--- START ---

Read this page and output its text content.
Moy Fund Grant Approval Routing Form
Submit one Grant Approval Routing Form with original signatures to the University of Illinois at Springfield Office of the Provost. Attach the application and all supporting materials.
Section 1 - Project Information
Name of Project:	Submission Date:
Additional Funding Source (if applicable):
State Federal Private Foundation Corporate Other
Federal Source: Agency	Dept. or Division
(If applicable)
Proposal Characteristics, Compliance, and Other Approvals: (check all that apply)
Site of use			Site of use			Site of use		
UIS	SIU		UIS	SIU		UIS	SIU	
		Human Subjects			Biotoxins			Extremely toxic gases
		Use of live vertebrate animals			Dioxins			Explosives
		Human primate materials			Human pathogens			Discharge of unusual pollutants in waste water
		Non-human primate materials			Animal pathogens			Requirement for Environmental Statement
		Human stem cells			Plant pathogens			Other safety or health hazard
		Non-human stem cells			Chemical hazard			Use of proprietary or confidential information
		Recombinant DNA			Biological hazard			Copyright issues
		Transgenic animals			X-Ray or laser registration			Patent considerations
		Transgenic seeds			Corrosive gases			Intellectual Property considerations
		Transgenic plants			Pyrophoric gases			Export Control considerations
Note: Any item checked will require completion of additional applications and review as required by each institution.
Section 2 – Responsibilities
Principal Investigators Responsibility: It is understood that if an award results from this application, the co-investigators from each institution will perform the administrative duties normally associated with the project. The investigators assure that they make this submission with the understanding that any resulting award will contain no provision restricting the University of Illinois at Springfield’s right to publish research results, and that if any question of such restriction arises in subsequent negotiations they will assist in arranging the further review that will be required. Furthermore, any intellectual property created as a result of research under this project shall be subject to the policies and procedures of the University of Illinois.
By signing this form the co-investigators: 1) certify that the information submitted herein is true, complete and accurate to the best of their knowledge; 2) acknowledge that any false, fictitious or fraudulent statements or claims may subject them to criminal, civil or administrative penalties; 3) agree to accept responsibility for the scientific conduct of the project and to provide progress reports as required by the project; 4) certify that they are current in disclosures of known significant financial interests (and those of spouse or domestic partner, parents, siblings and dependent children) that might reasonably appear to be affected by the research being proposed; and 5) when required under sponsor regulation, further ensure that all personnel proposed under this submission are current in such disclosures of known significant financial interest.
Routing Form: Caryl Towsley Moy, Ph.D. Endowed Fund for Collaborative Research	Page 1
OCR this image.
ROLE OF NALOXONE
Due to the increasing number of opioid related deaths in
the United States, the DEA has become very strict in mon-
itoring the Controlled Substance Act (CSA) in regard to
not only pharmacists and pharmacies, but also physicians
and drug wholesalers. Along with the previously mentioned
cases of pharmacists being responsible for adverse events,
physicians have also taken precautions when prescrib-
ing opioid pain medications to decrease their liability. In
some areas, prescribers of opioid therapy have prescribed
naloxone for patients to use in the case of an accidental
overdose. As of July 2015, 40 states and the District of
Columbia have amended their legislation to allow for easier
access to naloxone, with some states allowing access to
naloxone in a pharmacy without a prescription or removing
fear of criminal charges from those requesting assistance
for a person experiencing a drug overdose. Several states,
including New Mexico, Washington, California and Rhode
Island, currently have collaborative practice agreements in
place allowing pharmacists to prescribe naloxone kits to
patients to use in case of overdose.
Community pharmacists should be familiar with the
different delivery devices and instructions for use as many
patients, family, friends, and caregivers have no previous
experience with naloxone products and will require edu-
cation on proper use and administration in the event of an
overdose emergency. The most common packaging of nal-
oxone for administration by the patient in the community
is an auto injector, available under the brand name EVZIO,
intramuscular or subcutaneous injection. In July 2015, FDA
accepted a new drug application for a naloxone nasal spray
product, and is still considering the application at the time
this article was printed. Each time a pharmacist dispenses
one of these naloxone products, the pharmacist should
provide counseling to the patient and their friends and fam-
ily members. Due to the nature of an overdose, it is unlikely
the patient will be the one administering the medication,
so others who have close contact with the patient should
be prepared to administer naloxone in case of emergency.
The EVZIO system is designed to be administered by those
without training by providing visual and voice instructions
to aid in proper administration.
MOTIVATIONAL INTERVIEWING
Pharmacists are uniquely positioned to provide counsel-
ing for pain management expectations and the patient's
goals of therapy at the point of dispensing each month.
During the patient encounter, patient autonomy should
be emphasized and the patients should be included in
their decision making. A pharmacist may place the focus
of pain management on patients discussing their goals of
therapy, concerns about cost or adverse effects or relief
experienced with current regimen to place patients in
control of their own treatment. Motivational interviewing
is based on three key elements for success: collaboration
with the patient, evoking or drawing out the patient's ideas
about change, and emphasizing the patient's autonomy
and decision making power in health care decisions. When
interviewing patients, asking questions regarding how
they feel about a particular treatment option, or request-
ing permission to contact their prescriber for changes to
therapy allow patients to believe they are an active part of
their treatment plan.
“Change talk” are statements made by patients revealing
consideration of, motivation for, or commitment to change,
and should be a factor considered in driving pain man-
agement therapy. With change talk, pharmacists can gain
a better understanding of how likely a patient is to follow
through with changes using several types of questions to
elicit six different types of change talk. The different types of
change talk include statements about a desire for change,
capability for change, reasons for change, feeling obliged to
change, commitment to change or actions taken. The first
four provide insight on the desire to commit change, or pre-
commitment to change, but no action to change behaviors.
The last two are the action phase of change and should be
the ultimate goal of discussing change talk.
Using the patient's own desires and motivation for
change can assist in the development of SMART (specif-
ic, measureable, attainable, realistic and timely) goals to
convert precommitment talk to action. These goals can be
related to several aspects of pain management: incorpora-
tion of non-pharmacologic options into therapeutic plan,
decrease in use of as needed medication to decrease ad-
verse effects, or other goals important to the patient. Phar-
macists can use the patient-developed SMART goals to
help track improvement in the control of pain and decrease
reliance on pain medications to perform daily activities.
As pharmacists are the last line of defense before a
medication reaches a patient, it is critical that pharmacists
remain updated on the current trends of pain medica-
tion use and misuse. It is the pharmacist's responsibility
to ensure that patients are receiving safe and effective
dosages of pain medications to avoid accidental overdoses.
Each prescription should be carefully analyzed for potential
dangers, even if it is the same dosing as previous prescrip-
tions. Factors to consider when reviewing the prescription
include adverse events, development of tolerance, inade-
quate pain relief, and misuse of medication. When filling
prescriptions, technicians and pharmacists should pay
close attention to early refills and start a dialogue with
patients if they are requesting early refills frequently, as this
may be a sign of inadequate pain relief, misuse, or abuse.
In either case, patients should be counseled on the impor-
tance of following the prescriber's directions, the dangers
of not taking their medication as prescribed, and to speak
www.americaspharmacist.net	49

--- END ---

Copy out every record exactly.

Read this page and output its text content.
Moy Fund Grant Approval Routing Form
Submit one Grant Approval Routing Form with original signatures to the University of Illinois at Springfield Office of the Provost. Attach the application and all supporting materials.
Section 1 - Project Information
Name of Project:	Submission Date:
Additional Funding Source (if applicable):
State Federal Private Foundation Corporate Other
Federal Source: Agency	Dept. or Division
(If applicable)
Proposal Characteristics, Compliance, and Other Approvals: (check all that apply)
Site of use			Site of use			Site of use		
UIS	SIU		UIS	SIU		UIS	SIU	
		Human Subjects			Biotoxins			Extremely toxic gases
		Use of live vertebrate animals			Dioxins			Explosives
		Human primate materials			Human pathogens			Discharge of unusual pollutants in waste water
		Non-human primate materials			Animal pathogens			Requirement for Environmental Statement
		Human stem cells			Plant pathogens			Other safety or health hazard
		Non-human stem cells			Chemical hazard			Use of proprietary or confidential information
		Recombinant DNA			Biological hazard			Copyright issues
		Transgenic animals			X-Ray or laser registration			Patent considerations
		Transgenic seeds			Corrosive gases			Intellectual Property considerations
		Transgenic plants			Pyrophoric gases			Export Control considerations
Note: Any item checked will require completion of additional applications and review as required by each institution.
Section 2 – Responsibilities
Principal Investigators Responsibility: It is understood that if an award results from this application, the co-investigators from each institution will perform the administrative duties normally associated with the project. The investigators assure that they make this submission with the understanding that any resulting award will contain no provision restricting the University of Illinois at Springfield’s right to publish research results, and that if any question of such restriction arises in subsequent negotiations they will assist in arranging the further review that will be required. Furthermore, any intellectual property created as a result of research under this project shall be subject to the policies and procedures of the University of Illinois.
By signing this form the co-investigators: 1) certify that the information submitted herein is true, complete and accurate to the best of their knowledge; 2) acknowledge that any false, fictitious or fraudulent statements or claims may subject them to criminal, civil or administrative penalties; 3) agree to accept responsibility for the scientific conduct of the project and to provide progress reports as required by the project; 4) certify that they are current in disclosures of known significant financial interests (and those of spouse or domestic partner, parents, siblings and dependent children) that might reasonably appear to be affected by the research being proposed; and 5) when required under sponsor regulation, further ensure that all personnel proposed under this submission are current in such disclosures of known significant financial interest.
Routing Form: Caryl Towsley Moy, Ph.D. Endowed Fund for Collaborative Research	Page 1
OCR this image.
ROLE OF NALOXONE
Due to the increasing number of opioid related deaths in
the United States, the DEA has become very strict in mon-
itoring the Controlled Substance Act (CSA) in regard to
not only pharmacists and pharmacies, but also physicians
and drug wholesalers. Along with the previously mentioned
cases of pharmacists being responsible for adverse events,
physicians have also taken precautions when prescrib-
ing opioid pain medications to decrease their liability. In
some areas, prescribers of opioid therapy have prescribed
naloxone for patients to use in the case of an accidental
overdose. As of July 2015, 40 states and the District of
Columbia have amended their legislation to allow for easier
access to naloxone, with some states allowing access to
naloxone in a pharmacy without a prescription or removing
fear of criminal charges from those requesting assistance
for a person experiencing a drug overdose. Several states,
including New Mexico, Washington, California and Rhode
Island, currently have collaborative practice agreements in
place allowing pharmacists to prescribe naloxone kits to
patients to use in case of overdose.
Community pharmacists should be familiar with the
different delivery devices and instructions for use as many
patients, family, friends, and caregivers have no previous
experience with naloxone products and will require edu-
cation on proper use and administration in the event of an
overdose emergency. The most common packaging of nal-
oxone for administration by the patient in the community
is an auto injector, available under the brand name EVZIO,
intramuscular or subcutaneous injection. In July 2015, FDA
accepted a new drug application for a naloxone nasal spray
product, and is still considering the application at the time
this article was printed. Each time a pharmacist dispenses
one of these naloxone products, the pharmacist should
provide counseling to the patient and their friends and fam-
ily members. Due to the nature of an overdose, it is unlikely
the patient will be the one administering the medication,
so others who have close contact with the patient should
be prepared to administer naloxone in case of emergency.
The EVZIO system is designed to be administered by those
without training by providing visual and voice instructions
to aid in proper administration.
MOTIVATIONAL INTERVIEWING
Pharmacists are uniquely positioned to provide counsel-
ing for pain management expectations and the patient's
goals of therapy at the point of dispensing each month.
During the patient encounter, patient autonomy should
be emphasized and the patients should be included in
their decision making. A pharmacist may place the focus
of pain management on patients discussing their goals of
therapy, concerns about cost or adverse effects or relief
experienced with current regimen to place patients in
control of their own treatment. Motivational interviewing
is based on three key elements for success: collaboration
with the patient, evoking or drawing out the patient's ideas
about change, and emphasizing the patient's autonomy
and decision making power in health care decisions. When
interviewing patients, asking questions regarding how
they feel about a particular treatment option, or request-
ing permission to contact their prescriber for changes to
therapy allow patients to believe they are an active part of
their treatment plan.
“Change talk” are statements made by patients revealing
consideration of, motivation for, or commitment to change,
and should be a factor considered in driving pain man-
agement therapy. With change talk, pharmacists can gain
a better understanding of how likely a patient is to follow
through with changes using several types of questions to
elicit six different types of change talk. The different types of
change talk include statements about a desire for change,
capability for change, reasons for change, feeling obliged to
change, commitment to change or actions taken. The first
four provide insight on the desire to commit change, or pre-
commitment to change, but no action to change behaviors.
The last two are the action phase of change and should be
the ultimate goal of discussing change talk.
Using the patient's own desires and motivation for
change can assist in the development of SMART (specif-
ic, measureable, attainable, realistic and timely) goals to
convert precommitment talk to action. These goals can be
related to several aspects of pain management: incorpora-
tion of non-pharmacologic options into therapeutic plan,
decrease in use of as needed medication to decrease ad-
verse effects, or other goals important to the patient. Phar-
macists can use the patient-developed SMART goals to
help track improvement in the control of pain and decrease
reliance on pain medications to perform daily activities.
As pharmacists are the last line of defense before a
medication reaches a patient, it is critical that pharmacists
remain updated on the current trends of pain medica-
tion use and misuse. It is the pharmacist's responsibility
to ensure that patients are receiving safe and effective
dosages of pain medications to avoid accidental overdoses.
Each prescription should be carefully analyzed for potential
dangers, even if it is the same dosing as previous prescrip-
tions. Factors to consider when reviewing the prescription
include adverse events, development of tolerance, inade-
quate pain relief, and misuse of medication. When filling
prescriptions, technicians and pharmacists should pay
close attention to early refills and start a dialogue with
patients if they are requesting early refills frequently, as this
may be a sign of inadequate pain relief, misuse, or abuse.
In either case, patients should be counseled on the impor-
tance of following the prescriber's directions, the dangers
of not taking their medication as prescribed, and to speak
www.americaspharmacist.net	49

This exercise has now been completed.